● **Requirement**
Search the material below for the word "منها". Copy every line that has it.

● **Records shown**
■ ■ ■ ■

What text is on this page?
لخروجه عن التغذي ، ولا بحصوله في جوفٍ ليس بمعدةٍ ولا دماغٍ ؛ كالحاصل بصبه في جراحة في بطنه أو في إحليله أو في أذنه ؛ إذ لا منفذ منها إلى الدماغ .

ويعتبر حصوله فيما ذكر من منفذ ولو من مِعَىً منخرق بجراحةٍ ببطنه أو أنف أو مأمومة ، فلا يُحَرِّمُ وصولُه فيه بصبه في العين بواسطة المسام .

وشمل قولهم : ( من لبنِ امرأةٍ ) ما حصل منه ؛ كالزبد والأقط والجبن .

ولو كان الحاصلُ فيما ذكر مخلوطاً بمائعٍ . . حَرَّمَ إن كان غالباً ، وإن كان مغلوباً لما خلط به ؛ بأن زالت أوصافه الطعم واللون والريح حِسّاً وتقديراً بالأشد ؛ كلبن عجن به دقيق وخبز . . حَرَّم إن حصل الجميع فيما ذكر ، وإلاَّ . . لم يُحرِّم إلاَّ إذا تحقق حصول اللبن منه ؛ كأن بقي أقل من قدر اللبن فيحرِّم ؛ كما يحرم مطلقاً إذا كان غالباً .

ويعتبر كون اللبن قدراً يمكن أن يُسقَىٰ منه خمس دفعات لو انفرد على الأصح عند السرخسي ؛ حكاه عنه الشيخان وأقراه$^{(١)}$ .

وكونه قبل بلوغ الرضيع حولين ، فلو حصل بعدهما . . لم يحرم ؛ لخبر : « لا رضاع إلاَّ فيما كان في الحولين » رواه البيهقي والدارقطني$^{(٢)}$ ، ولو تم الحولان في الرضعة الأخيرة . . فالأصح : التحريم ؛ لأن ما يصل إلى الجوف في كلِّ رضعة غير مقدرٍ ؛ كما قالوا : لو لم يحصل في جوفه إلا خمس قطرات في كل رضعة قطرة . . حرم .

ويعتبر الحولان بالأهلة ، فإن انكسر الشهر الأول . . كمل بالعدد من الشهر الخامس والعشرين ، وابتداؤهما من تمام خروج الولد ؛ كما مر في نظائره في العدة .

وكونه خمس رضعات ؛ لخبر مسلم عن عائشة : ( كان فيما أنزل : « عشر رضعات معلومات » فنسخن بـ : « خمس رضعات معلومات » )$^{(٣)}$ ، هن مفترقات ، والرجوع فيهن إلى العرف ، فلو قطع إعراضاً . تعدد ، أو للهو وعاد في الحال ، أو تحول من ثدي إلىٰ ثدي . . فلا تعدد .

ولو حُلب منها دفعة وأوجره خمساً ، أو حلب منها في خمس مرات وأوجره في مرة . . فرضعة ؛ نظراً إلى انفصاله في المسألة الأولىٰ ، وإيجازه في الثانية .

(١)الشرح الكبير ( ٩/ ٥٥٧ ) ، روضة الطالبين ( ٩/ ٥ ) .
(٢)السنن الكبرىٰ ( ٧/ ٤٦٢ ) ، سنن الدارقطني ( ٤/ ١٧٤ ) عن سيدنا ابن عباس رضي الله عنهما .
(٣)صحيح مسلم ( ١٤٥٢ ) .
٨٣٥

■ ■ ■ ■

● **Exercise solution**
لخروجه عن التغذي ، ولا بحصوله في جوفٍ ليس بمعدةٍ ولا دماغٍ ؛ كالحاصل بصبه في جراحة في بطنه أو في إحليله أو في أذنه ؛ إذ لا منفذ منها إلى الدماغ .
ولو حُلب منها دفعة وأوجره خمساً ، أو حلب منها في خمس مرات وأوجره في مرة . . فرضعة ؛ نظراً إلى انفصاله في المسألة الأولىٰ ، وإيجازه في الثانية .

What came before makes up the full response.